● WHAT IS REQUIRED
Scan the entries for the string "декабря" and give the number of lines that have it, nothing further.

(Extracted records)

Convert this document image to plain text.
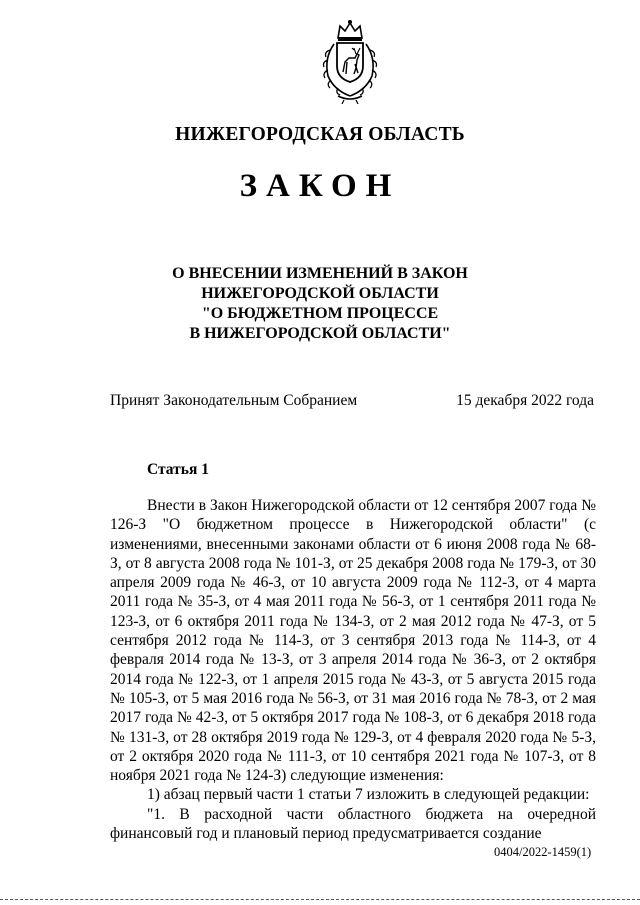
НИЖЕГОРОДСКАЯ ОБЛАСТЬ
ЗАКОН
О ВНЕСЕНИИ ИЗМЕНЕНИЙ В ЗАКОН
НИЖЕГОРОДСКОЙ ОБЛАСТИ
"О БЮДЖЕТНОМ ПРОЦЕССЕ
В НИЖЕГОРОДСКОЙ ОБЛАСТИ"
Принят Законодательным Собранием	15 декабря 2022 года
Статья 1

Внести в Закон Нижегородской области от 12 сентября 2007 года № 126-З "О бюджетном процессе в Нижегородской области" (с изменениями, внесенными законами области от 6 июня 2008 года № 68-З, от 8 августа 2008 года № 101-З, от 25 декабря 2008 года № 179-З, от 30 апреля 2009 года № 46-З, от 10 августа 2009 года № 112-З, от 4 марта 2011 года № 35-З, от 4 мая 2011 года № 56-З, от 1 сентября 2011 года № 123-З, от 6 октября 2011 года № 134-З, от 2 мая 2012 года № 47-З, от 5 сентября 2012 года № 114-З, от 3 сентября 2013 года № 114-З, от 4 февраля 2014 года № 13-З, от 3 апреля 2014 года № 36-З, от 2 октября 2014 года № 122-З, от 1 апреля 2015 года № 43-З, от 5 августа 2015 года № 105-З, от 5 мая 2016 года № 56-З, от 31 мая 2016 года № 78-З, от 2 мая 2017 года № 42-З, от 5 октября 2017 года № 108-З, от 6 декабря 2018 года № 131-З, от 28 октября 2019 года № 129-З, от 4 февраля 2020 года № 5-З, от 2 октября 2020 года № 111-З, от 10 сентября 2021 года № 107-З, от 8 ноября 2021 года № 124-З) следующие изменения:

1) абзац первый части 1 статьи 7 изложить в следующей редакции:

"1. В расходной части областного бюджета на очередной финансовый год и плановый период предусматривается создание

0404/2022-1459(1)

● OUTPUT OF THE TASK
2